==== RECORDS PROVIDED
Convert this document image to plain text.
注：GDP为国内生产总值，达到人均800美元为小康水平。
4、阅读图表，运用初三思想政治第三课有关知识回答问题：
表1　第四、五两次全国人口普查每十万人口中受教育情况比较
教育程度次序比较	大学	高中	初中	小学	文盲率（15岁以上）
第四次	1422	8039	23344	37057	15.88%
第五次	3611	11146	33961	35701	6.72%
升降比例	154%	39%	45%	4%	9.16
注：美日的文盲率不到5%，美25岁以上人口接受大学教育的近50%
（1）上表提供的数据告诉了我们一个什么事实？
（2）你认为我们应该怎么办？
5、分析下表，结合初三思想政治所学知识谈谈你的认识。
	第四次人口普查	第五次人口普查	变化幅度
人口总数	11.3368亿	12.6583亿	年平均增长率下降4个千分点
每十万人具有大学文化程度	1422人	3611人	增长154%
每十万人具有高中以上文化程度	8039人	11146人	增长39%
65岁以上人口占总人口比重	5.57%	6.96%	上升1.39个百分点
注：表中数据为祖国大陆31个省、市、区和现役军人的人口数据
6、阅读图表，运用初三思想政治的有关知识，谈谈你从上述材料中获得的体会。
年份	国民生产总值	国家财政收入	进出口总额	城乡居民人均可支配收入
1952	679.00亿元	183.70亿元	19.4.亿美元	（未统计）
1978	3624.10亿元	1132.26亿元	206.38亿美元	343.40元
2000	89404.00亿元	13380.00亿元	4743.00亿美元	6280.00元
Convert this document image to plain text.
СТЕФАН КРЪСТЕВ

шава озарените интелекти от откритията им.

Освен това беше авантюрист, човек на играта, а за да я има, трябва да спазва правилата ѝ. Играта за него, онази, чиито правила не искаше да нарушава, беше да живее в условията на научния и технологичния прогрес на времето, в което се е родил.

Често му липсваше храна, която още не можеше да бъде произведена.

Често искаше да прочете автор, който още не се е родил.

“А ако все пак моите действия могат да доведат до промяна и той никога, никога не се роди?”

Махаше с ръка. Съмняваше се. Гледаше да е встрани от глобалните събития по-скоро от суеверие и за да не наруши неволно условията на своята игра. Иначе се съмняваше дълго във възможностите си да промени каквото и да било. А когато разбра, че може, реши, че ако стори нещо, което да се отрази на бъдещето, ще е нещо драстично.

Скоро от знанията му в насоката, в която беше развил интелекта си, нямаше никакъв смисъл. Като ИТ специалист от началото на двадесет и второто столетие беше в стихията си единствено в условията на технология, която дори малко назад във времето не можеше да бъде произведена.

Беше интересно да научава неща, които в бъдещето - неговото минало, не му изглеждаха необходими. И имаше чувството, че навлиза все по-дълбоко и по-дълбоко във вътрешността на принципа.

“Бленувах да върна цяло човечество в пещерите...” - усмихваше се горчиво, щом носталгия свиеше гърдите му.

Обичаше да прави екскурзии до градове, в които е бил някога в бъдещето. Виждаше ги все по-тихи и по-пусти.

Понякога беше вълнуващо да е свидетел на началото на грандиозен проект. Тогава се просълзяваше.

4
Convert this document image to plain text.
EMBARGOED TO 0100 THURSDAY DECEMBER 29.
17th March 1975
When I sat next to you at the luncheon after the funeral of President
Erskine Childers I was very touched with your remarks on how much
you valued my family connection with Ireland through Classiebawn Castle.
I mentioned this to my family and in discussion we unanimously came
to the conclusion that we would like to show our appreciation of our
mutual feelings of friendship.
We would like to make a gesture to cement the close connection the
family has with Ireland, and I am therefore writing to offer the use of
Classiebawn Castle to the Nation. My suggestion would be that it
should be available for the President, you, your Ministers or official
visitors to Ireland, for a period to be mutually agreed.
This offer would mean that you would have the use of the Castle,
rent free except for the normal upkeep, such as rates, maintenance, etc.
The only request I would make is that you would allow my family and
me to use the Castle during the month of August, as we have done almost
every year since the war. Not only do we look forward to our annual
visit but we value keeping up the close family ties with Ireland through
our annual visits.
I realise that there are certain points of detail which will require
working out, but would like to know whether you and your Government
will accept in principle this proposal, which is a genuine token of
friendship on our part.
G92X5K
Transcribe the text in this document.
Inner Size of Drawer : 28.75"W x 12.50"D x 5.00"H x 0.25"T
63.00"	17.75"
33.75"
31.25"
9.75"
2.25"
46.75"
========
• _EXERCISE DESCRIPTION_
Where a line above includes "close", copy that line.

• _OUTPUT_
We would like to make a gesture to cement the close connection the
visit but we value keeping up the close family ties with Ireland through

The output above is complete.